> _Recorded data_:
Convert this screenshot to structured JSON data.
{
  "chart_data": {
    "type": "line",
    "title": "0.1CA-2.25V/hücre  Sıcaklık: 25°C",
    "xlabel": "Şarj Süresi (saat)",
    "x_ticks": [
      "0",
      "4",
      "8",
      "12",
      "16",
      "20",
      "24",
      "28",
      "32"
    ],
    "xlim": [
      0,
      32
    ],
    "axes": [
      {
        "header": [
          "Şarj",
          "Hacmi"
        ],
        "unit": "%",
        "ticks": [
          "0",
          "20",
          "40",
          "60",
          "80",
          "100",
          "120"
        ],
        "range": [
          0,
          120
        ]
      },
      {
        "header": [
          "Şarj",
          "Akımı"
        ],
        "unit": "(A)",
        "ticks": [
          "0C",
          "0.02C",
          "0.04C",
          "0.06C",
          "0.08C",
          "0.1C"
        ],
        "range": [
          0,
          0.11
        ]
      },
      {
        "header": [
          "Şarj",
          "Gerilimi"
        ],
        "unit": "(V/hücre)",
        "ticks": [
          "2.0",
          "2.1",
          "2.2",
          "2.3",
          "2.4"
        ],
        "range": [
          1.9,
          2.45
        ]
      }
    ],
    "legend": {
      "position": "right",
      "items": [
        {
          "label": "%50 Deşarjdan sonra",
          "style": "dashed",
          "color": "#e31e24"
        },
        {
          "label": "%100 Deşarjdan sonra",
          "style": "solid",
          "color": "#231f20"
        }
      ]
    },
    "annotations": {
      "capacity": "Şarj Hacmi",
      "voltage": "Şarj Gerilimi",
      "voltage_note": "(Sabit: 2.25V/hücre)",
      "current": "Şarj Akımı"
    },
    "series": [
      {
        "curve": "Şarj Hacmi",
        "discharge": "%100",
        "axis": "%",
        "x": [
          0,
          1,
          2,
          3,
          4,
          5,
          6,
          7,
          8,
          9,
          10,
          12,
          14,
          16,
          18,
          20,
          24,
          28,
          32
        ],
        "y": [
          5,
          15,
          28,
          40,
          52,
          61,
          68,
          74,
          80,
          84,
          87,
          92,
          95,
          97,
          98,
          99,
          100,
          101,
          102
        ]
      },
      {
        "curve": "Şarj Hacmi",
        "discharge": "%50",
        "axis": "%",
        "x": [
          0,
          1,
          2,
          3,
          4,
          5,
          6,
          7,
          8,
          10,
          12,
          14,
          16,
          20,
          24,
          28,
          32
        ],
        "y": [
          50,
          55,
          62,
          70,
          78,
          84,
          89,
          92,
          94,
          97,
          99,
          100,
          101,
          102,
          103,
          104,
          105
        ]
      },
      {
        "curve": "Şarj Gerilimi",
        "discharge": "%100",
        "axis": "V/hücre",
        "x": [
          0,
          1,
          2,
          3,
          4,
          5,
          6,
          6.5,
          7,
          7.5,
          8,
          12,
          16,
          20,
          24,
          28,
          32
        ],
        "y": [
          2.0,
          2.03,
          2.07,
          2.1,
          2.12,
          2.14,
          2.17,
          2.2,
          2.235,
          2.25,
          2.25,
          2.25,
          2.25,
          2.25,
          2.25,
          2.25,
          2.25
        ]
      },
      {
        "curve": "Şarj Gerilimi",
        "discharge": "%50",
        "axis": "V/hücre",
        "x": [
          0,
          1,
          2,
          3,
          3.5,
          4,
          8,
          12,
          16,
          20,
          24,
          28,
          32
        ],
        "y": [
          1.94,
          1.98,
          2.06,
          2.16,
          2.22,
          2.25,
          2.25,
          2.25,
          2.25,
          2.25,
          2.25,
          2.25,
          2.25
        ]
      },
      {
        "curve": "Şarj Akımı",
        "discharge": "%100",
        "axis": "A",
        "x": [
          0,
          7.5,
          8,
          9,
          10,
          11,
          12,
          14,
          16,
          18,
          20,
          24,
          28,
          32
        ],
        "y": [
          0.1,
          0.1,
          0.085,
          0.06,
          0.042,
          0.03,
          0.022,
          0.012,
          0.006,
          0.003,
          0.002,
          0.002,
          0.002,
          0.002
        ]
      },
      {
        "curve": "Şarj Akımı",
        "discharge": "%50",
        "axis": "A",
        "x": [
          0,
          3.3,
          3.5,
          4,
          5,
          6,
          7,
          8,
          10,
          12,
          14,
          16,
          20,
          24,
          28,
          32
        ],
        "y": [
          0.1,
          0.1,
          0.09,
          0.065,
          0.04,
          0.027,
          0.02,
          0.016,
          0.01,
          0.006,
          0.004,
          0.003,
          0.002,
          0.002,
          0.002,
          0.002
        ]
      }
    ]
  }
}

> _Objective_: Each record must be repeated exactly as it is.

> _Result of the exercise_:
Convert this screenshot to structured JSON data.
{
  "chart_data": {
    "type": "line",
    "title": "0.1CA-2.25V/hücre  Sıcaklık: 25°C",
    "xlabel": "Şarj Süresi (saat)",
    "x_ticks": [
      "0",
      "4",
      "8",
      "12",
      "16",
      "20",
      "24",
      "28",
      "32"
    ],
    "xlim": [
      0,
      32
    ],
    "axes": [
      {
        "header": [
          "Şarj",
          "Hacmi"
        ],
        "unit": "%",
        "ticks": [
          "0",
          "20",
          "40",
          "60",
          "80",
          "100",
          "120"
        ],
        "range": [
          0,
          120
        ]
      },
      {
        "header": [
          "Şarj",
          "Akımı"
        ],
        "unit": "(A)",
        "ticks": [
          "0C",
          "0.02C",
          "0.04C",
          "0.06C",
          "0.08C",
          "0.1C"
        ],
        "range": [
          0,
          0.11
        ]
      },
      {
        "header": [
          "Şarj",
          "Gerilimi"
        ],
        "unit": "(V/hücre)",
        "ticks": [
          "2.0",
          "2.1",
          "2.2",
          "2.3",
          "2.4"
        ],
        "range": [
          1.9,
          2.45
        ]
      }
    ],
    "legend": {
      "position": "right",
      "items": [
        {
          "label": "%50 Deşarjdan sonra",
          "style": "dashed",
          "color": "#e31e24"
        },
        {
          "label": "%100 Deşarjdan sonra",
          "style": "solid",
          "color": "#231f20"
        }
      ]
    },
    "annotations": {
      "capacity": "Şarj Hacmi",
      "voltage": "Şarj Gerilimi",
      "voltage_note": "(Sabit: 2.25V/hücre)",
      "current": "Şarj Akımı"
    },
    "series": [
      {
        "curve": "Şarj Hacmi",
        "discharge": "%100",
        "axis": "%",
        "x": [
          0,
          1,
          2,
          3,
          4,
          5,
          6,
          7,
          8,
          9,
          10,
          12,
          14,
          16,
          18,
          20,
          24,
          28,
          32
        ],
        "y": [
          5,
          15,
          28,
          40,
          52,
          61,
          68,
          74,
          80,
          84,
          87,
          92,
          95,
          97,
          98,
          99,
          100,
          101,
          102
        ]
      },
      {
        "curve": "Şarj Hacmi",
        "discharge": "%50",
        "axis": "%",
        "x": [
          0,
          1,
          2,
          3,
          4,
          5,
          6,
          7,
          8,
          10,
          12,
          14,
          16,
          20,
          24,
          28,
          32
        ],
        "y": [
          50,
          55,
          62,
          70,
          78,
          84,
          89,
          92,
          94,
          97,
          99,
          100,
          101,
          102,
          103,
          104,
          105
        ]
      },
      {
        "curve": "Şarj Gerilimi",
        "discharge": "%100",
        "axis": "V/hücre",
        "x": [
          0,
          1,
          2,
          3,
          4,
          5,
          6,
          6.5,
          7,
          7.5,
          8,
          12,
          16,
          20,
          24,
          28,
          32
        ],
        "y": [
          2.0,
          2.03,
          2.07,
          2.1,
          2.12,
          2.14,
          2.17,
          2.2,
          2.235,
          2.25,
          2.25,
          2.25,
          2.25,
          2.25,
          2.25,
          2.25,
          2.25
        ]
      },
      {
        "curve": "Şarj Gerilimi",
        "discharge": "%50",
        "axis": "V/hücre",
        "x": [
          0,
          1,
          2,
          3,
          3.5,
          4,
          8,
          12,
          16,
          20,
          24,
          28,
          32
        ],
        "y": [
          1.94,
          1.98,
          2.06,
          2.16,
          2.22,
          2.25,
          2.25,
          2.25,
          2.25,
          2.25,
          2.25,
          2.25,
          2.25
        ]
      },
      {
        "curve": "Şarj Akımı",
        "discharge": "%100",
        "axis": "A",
        "x": [
          0,
          7.5,
          8,
          9,
          10,
          11,
          12,
          14,
          16,
          18,
          20,
          24,
          28,
          32
        ],
        "y": [
          0.1,
          0.1,
          0.085,
          0.06,
          0.042,
          0.03,
          0.022,
          0.012,
          0.006,
          0.003,
          0.002,
          0.002,
          0.002,
          0.002
        ]
      },
      {
        "curve": "Şarj Akımı",
        "discharge": "%50",
        "axis": "A",
        "x": [
          0,
          3.3,
          3.5,
          4,
          5,
          6,
          7,
          8,
          10,
          12,
          14,
          16,
          20,
          24,
          28,
          32
        ],
        "y": [
          0.1,
          0.1,
          0.09,
          0.065,
          0.04,
          0.027,
          0.02,
          0.016,
          0.01,
          0.006,
          0.004,
          0.003,
          0.002,
          0.002,
          0.002,
          0.002
        ]
      }
    ]
  }
}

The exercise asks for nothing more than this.